__Exercise details__
Write the listing below out again exactly, dropping the images.

------------------------------------------------------------

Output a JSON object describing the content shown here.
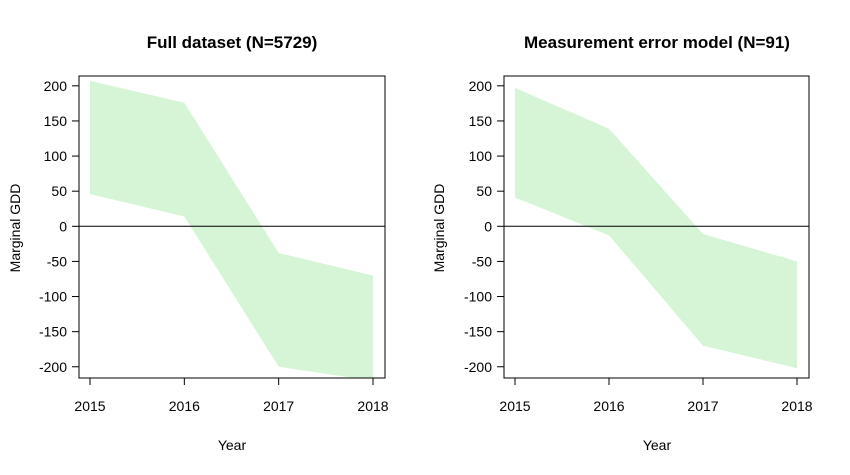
{
  "figure": {
    "colors": {
      "band_fill": "#d6f5d6",
      "line": "#000000",
      "background": "#ffffff"
    }
  },
  "chart_data": [
    {
      "type": "area",
      "title": "Full dataset (N=5729)",
      "xlabel": "Year",
      "ylabel": "Marginal GDD",
      "x": [
        2015,
        2016,
        2017,
        2018
      ],
      "x_ticks": [
        "2015",
        "2016",
        "2017",
        "2018"
      ],
      "y_ticks": [
        "200",
        "150",
        "100",
        "50",
        "0",
        "-50",
        "-100",
        "-150",
        "-200"
      ],
      "y_tick_values": [
        200,
        150,
        100,
        50,
        0,
        -50,
        -100,
        -150,
        -200
      ],
      "ylim": [
        -216,
        214
      ],
      "reference_line_y": 0,
      "series": [
        {
          "upper": [
            207,
            176,
            -38,
            -70
          ],
          "lower": [
            46,
            14,
            -200,
            -220
          ]
        }
      ]
    },
    {
      "type": "area",
      "title": "Measurement error model (N=91)",
      "xlabel": "Year",
      "ylabel": "Marginal GDD",
      "x": [
        2015,
        2016,
        2017,
        2018
      ],
      "x_ticks": [
        "2015",
        "2016",
        "2017",
        "2018"
      ],
      "y_ticks": [
        "200",
        "150",
        "100",
        "50",
        "0",
        "-50",
        "-100",
        "-150",
        "-200"
      ],
      "y_tick_values": [
        200,
        150,
        100,
        50,
        0,
        -50,
        -100,
        -150,
        -200
      ],
      "ylim": [
        -216,
        214
      ],
      "reference_line_y": 0,
      "series": [
        {
          "upper": [
            197,
            139,
            -11,
            -50
          ],
          "lower": [
            41,
            -13,
            -170,
            -202
          ]
        }
      ]
    }
  ]
}
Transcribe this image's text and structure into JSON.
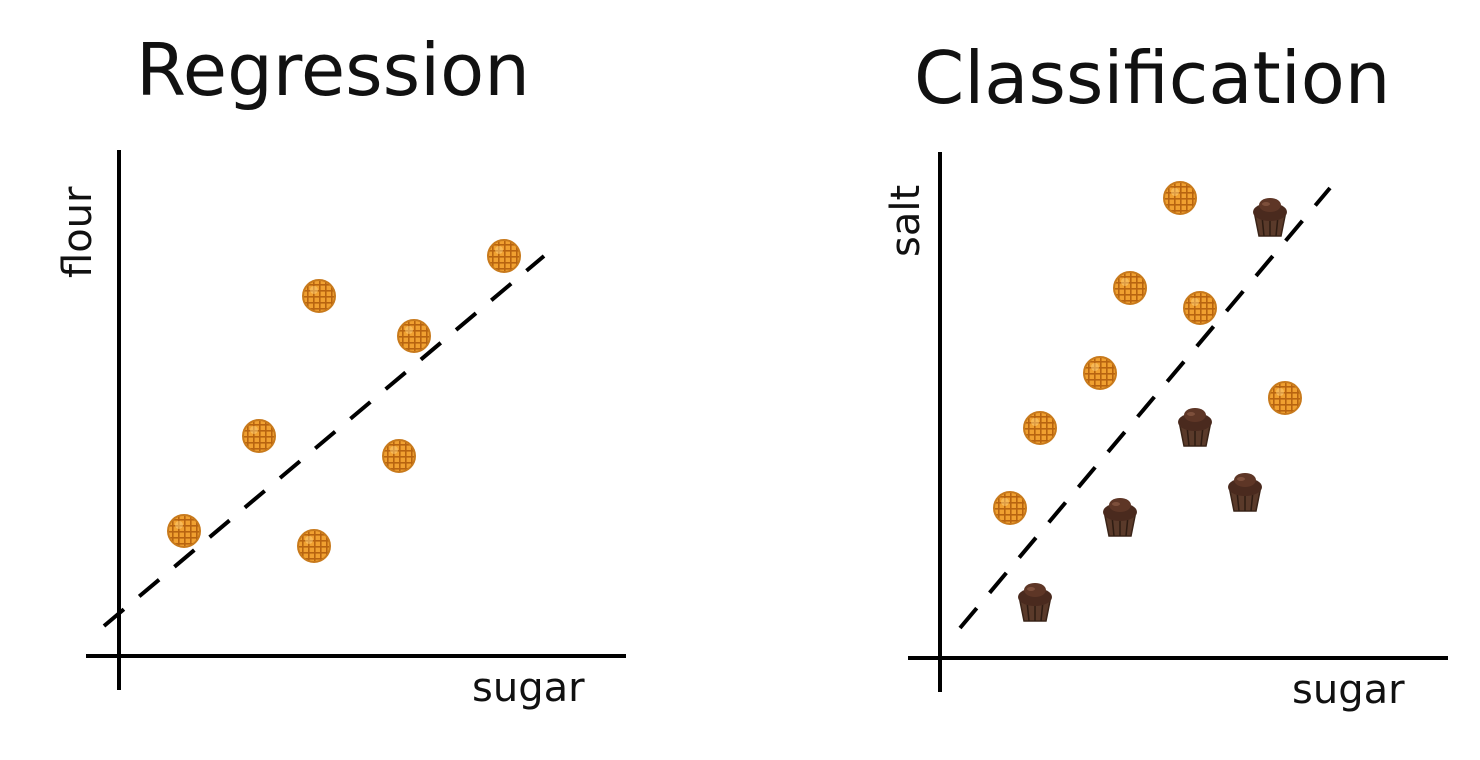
{
  "panels": [
    {
      "title": "Regression",
      "xlabel": "sugar",
      "ylabel": "flour"
    },
    {
      "title": "Classification",
      "xlabel": "sugar",
      "ylabel": "salt"
    }
  ],
  "chart_data": [
    {
      "type": "scatter",
      "title": "Regression",
      "xlabel": "sugar",
      "ylabel": "flour",
      "line_style": "dashed",
      "series": [
        {
          "marker": "waffle",
          "x": [
            0.13,
            0.28,
            0.39,
            0.4,
            0.56,
            0.59,
            0.77
          ],
          "y": [
            0.25,
            0.44,
            0.22,
            0.72,
            0.4,
            0.64,
            0.8
          ]
        }
      ],
      "line": {
        "x": [
          -0.03,
          0.85
        ],
        "y": [
          0.06,
          0.8
        ]
      }
    },
    {
      "type": "scatter",
      "title": "Classification",
      "xlabel": "sugar",
      "ylabel": "salt",
      "line_style": "dashed",
      "series": [
        {
          "marker": "waffle",
          "x": [
            0.14,
            0.2,
            0.32,
            0.38,
            0.48,
            0.52,
            0.69
          ],
          "y": [
            0.3,
            0.46,
            0.57,
            0.74,
            0.92,
            0.7,
            0.52
          ]
        },
        {
          "marker": "cupcake",
          "x": [
            0.19,
            0.36,
            0.51,
            0.61,
            0.66
          ],
          "y": [
            0.11,
            0.28,
            0.46,
            0.33,
            0.88
          ]
        }
      ],
      "line": {
        "x": [
          0.04,
          0.78
        ],
        "y": [
          0.06,
          0.94
        ]
      }
    }
  ]
}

------------------------------------------------------------

__Task answer__
Output a JSON object describing the content shown here.
{
  "figure": {
    "colors": {
      "band_fill": "#d6f5d6",
      "line": "#000000",
      "background": "#ffffff"
    }
  },
  "chart_data": [
    {
      "type": "area",
      "title": "Full dataset (N=5729)",
      "xlabel": "Year",
      "ylabel": "Marginal GDD",
      "x": [
        2015,
        2016,
        2017,
        2018
      ],
      "x_ticks": [
        "2015",
        "2016",
        "2017",
        "2018"
      ],
      "y_ticks": [
        "200",
        "150",
        "100",
        "50",
        "0",
        "-50",
        "-100",
        "-150",
        "-200"
      ],
      "y_tick_values": [
        200,
        150,
        100,
        50,
        0,
        -50,
        -100,
        -150,
        -200
      ],
      "ylim": [
        -216,
        214
      ],
      "reference_line_y": 0,
      "series": [
        {
          "upper": [
            207,
            176,
            -38,
            -70
          ],
          "lower": [
            46,
            14,
            -200,
            -220
          ]
        }
      ]
    },
    {
      "type": "area",
      "title": "Measurement error model (N=91)",
      "xlabel": "Year",
      "ylabel": "Marginal GDD",
      "x": [
        2015,
        2016,
        2017,
        2018
      ],
      "x_ticks": [
        "2015",
        "2016",
        "2017",
        "2018"
      ],
      "y_ticks": [
        "200",
        "150",
        "100",
        "50",
        "0",
        "-50",
        "-100",
        "-150",
        "-200"
      ],
      "y_tick_values": [
        200,
        150,
        100,
        50,
        0,
        -50,
        -100,
        -150,
        -200
      ],
      "ylim": [
        -216,
        214
      ],
      "reference_line_y": 0,
      "series": [
        {
          "upper": [
            197,
            139,
            -11,
            -50
          ],
          "lower": [
            41,
            -13,
            -170,
            -202
          ]
        }
      ]
    }
  ]
}
Transcribe this image's text and structure into JSON.
{
  "panels": [
    {
      "title": "Regression",
      "xlabel": "sugar",
      "ylabel": "flour"
    },
    {
      "title": "Classification",
      "xlabel": "sugar",
      "ylabel": "salt"
    }
  ],
  "chart_data": [
    {
      "type": "scatter",
      "title": "Regression",
      "xlabel": "sugar",
      "ylabel": "flour",
      "line_style": "dashed",
      "series": [
        {
          "marker": "waffle",
          "x": [
            0.13,
            0.28,
            0.39,
            0.4,
            0.56,
            0.59,
            0.77
          ],
          "y": [
            0.25,
            0.44,
            0.22,
            0.72,
            0.4,
            0.64,
            0.8
          ]
        }
      ],
      "line": {
        "x": [
          -0.03,
          0.85
        ],
        "y": [
          0.06,
          0.8
        ]
      }
    },
    {
      "type": "scatter",
      "title": "Classification",
      "xlabel": "sugar",
      "ylabel": "salt",
      "line_style": "dashed",
      "series": [
        {
          "marker": "waffle",
          "x": [
            0.14,
            0.2,
            0.32,
            0.38,
            0.48,
            0.52,
            0.69
          ],
          "y": [
            0.3,
            0.46,
            0.57,
            0.74,
            0.92,
            0.7,
            0.52
          ]
        },
        {
          "marker": "cupcake",
          "x": [
            0.19,
            0.36,
            0.51,
            0.61,
            0.66
          ],
          "y": [
            0.11,
            0.28,
            0.46,
            0.33,
            0.88
          ]
        }
      ],
      "line": {
        "x": [
          0.04,
          0.78
        ],
        "y": [
          0.06,
          0.94
        ]
      }
    }
  ]
}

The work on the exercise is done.